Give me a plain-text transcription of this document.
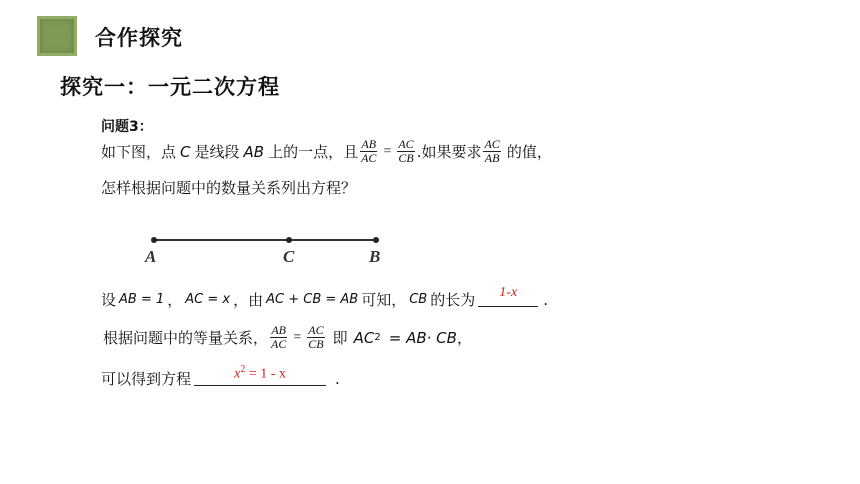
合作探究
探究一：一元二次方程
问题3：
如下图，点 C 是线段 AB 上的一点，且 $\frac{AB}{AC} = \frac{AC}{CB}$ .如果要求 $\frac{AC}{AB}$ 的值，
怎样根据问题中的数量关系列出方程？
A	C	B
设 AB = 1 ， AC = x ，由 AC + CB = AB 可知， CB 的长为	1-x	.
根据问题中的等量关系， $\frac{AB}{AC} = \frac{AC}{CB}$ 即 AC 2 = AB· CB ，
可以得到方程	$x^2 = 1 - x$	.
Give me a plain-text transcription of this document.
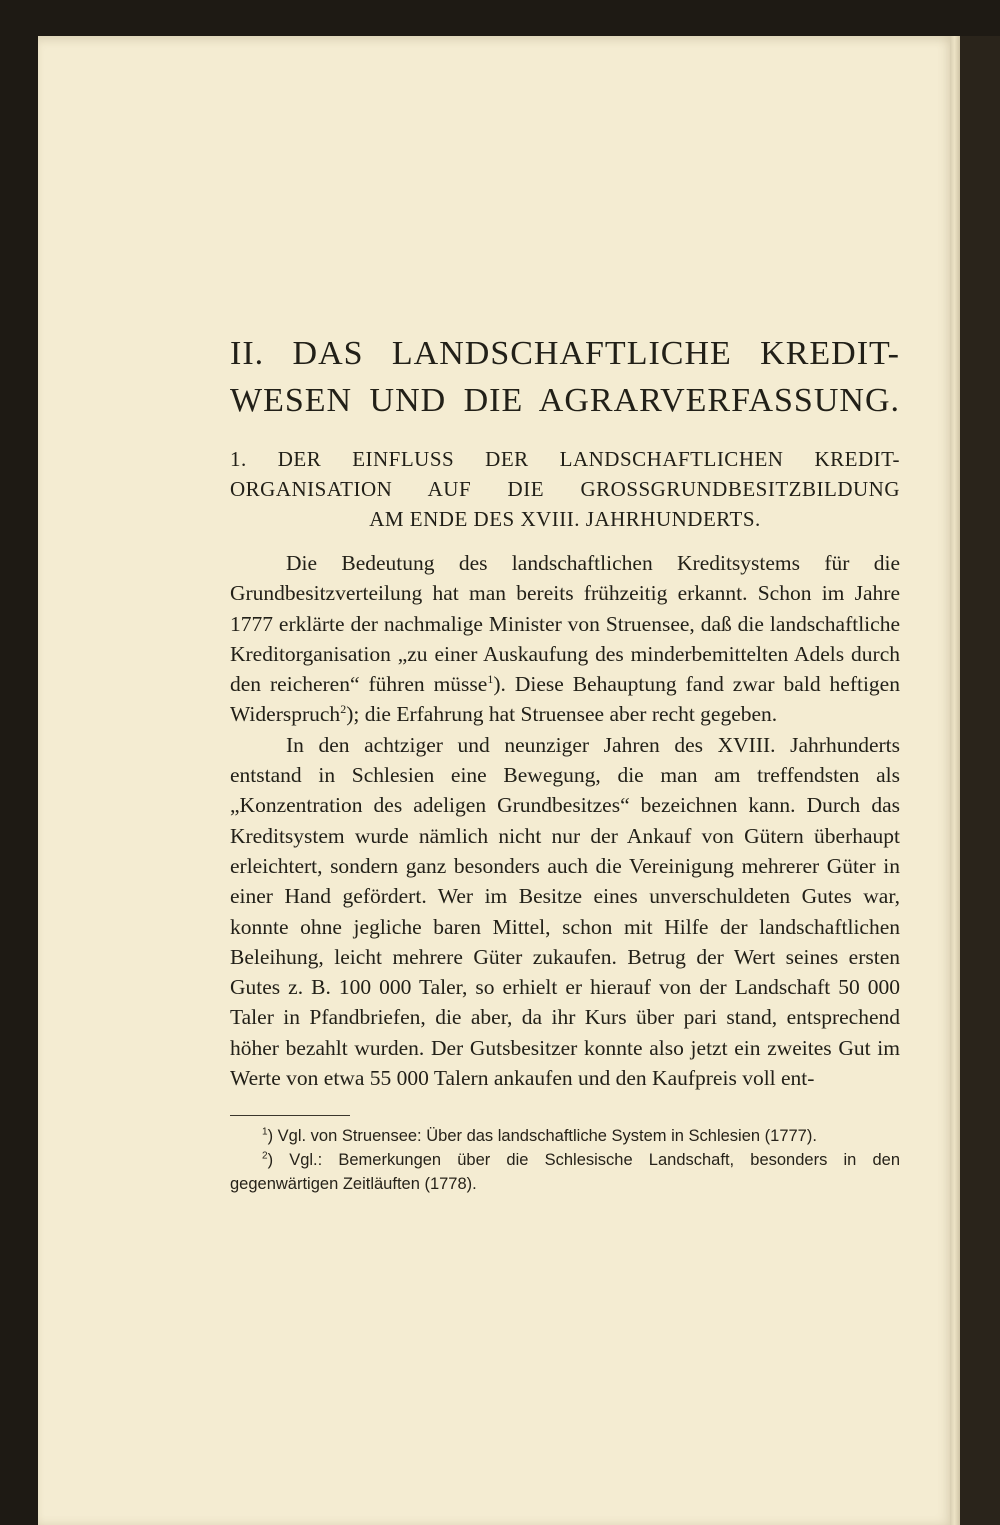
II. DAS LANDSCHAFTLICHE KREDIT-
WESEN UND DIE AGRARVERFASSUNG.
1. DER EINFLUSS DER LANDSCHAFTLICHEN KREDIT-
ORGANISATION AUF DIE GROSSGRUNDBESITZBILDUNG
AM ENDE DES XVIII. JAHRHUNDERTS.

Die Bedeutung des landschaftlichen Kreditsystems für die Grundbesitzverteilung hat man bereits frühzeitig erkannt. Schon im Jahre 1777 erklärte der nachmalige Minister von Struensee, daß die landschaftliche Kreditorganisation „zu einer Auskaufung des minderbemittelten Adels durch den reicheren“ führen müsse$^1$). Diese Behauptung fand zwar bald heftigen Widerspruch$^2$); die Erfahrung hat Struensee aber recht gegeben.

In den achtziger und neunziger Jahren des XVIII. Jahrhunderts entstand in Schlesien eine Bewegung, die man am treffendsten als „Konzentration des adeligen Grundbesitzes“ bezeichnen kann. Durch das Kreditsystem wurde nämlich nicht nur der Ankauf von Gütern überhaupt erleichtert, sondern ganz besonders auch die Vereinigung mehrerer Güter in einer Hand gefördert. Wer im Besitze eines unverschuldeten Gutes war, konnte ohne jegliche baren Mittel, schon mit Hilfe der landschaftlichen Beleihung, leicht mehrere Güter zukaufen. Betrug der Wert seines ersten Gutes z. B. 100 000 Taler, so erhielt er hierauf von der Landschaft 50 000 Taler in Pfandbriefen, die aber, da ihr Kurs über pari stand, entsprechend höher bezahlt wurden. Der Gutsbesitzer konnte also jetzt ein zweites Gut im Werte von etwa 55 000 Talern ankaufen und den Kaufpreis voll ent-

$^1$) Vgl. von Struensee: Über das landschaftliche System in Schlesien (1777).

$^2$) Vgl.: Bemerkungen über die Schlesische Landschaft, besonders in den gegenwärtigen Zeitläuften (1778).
_____
__EXERCISE DIRECTIONS__.
Pick out each line above that includes "Struensee" and show it.

__THE RESULT__.
Die Bedeutung des landschaftlichen Kreditsystems für die Grundbesitzverteilung hat man bereits frühzeitig erkannt. Schon im Jahre 1777 erklärte der nachmalige Minister von Struensee, daß die landschaftliche Kreditorganisation „zu einer Auskaufung des minderbemittelten Adels durch den reicheren“ führen müsse$^1$). Diese Behauptung fand zwar bald heftigen Widerspruch$^2$); die Erfahrung hat Struensee aber recht gegeben.
$^1$) Vgl. von Struensee: Über das landschaftliche System in Schlesien (1777).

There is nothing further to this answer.